## GOAL
Can you arrange the data from the line containing "List 31 of the" through the line containing "- point: [401, 392, 412, 404]" as a numbered list, leaving out blank lines and pictures?

#### PROVIDED DATA ####

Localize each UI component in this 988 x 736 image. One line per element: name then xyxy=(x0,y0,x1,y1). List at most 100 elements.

####
#### PROVIDED DATA ####

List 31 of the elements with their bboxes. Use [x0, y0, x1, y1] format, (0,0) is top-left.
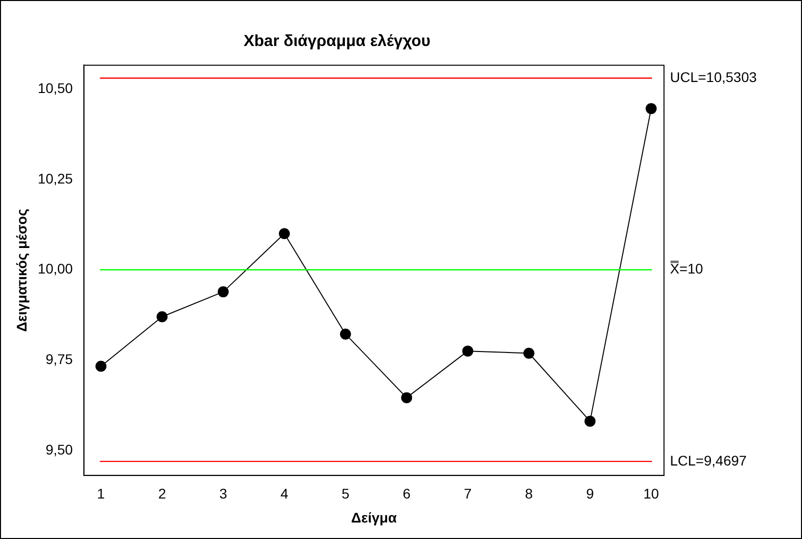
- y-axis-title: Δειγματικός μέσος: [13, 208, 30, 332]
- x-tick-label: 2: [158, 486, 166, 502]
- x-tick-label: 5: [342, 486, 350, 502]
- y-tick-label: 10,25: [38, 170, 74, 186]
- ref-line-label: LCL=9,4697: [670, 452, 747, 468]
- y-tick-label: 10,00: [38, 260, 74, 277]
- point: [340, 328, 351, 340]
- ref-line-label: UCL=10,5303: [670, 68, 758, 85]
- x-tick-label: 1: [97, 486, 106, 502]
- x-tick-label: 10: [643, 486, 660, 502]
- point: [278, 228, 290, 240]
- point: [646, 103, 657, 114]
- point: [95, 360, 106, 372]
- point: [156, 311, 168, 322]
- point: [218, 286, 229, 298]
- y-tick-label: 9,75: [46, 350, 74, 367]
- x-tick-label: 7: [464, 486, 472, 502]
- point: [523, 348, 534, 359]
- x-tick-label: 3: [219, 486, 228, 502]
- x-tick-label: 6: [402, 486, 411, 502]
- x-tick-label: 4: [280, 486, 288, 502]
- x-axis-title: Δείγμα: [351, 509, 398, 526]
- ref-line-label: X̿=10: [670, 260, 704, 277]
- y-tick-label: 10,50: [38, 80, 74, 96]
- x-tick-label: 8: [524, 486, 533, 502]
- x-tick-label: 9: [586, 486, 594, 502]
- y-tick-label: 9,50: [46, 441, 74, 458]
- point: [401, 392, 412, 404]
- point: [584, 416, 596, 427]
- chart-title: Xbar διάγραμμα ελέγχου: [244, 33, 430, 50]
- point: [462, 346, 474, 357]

####

## IN RESPONSE
1. List 31 of the elements with their bboxes. Use [x0, y0, x1, y1] format, (0,0) is top-left.
2. - y-axis-title: Δειγματικός μέσος: [13, 208, 30, 332]
3. - x-tick-label: 2: [158, 486, 166, 502]
4. - x-tick-label: 5: [342, 486, 350, 502]
5. - y-tick-label: 10,25: [38, 170, 74, 186]
6. - ref-line-label: LCL=9,4697: [670, 452, 747, 468]
7. - y-tick-label: 10,00: [38, 260, 74, 277]
8. - point: [340, 328, 351, 340]
9. - ref-line-label: UCL=10,5303: [670, 68, 758, 85]
10. - x-tick-label: 1: [97, 486, 106, 502]
11. - x-tick-label: 10: [643, 486, 660, 502]
12. - point: [278, 228, 290, 240]
13. - point: [646, 103, 657, 114]
14. - point: [95, 360, 106, 372]
15. - point: [156, 311, 168, 322]
16. - point: [218, 286, 229, 298]
17. - y-tick-label: 9,75: [46, 350, 74, 367]
18. - x-tick-label: 7: [464, 486, 472, 502]
19. - point: [523, 348, 534, 359]
20. - x-tick-label: 3: [219, 486, 228, 502]
21. - x-tick-label: 6: [402, 486, 411, 502]
22. - x-tick-label: 4: [280, 486, 288, 502]
23. - x-axis-title: Δείγμα: [351, 509, 398, 526]
24. - ref-line-label: X̿=10: [670, 260, 704, 277]
25. - y-tick-label: 10,50: [38, 80, 74, 96]
26. - x-tick-label: 8: [524, 486, 533, 502]
27. - x-tick-label: 9: [586, 486, 594, 502]
28. - y-tick-label: 9,50: [46, 441, 74, 458]
29. - point: [401, 392, 412, 404]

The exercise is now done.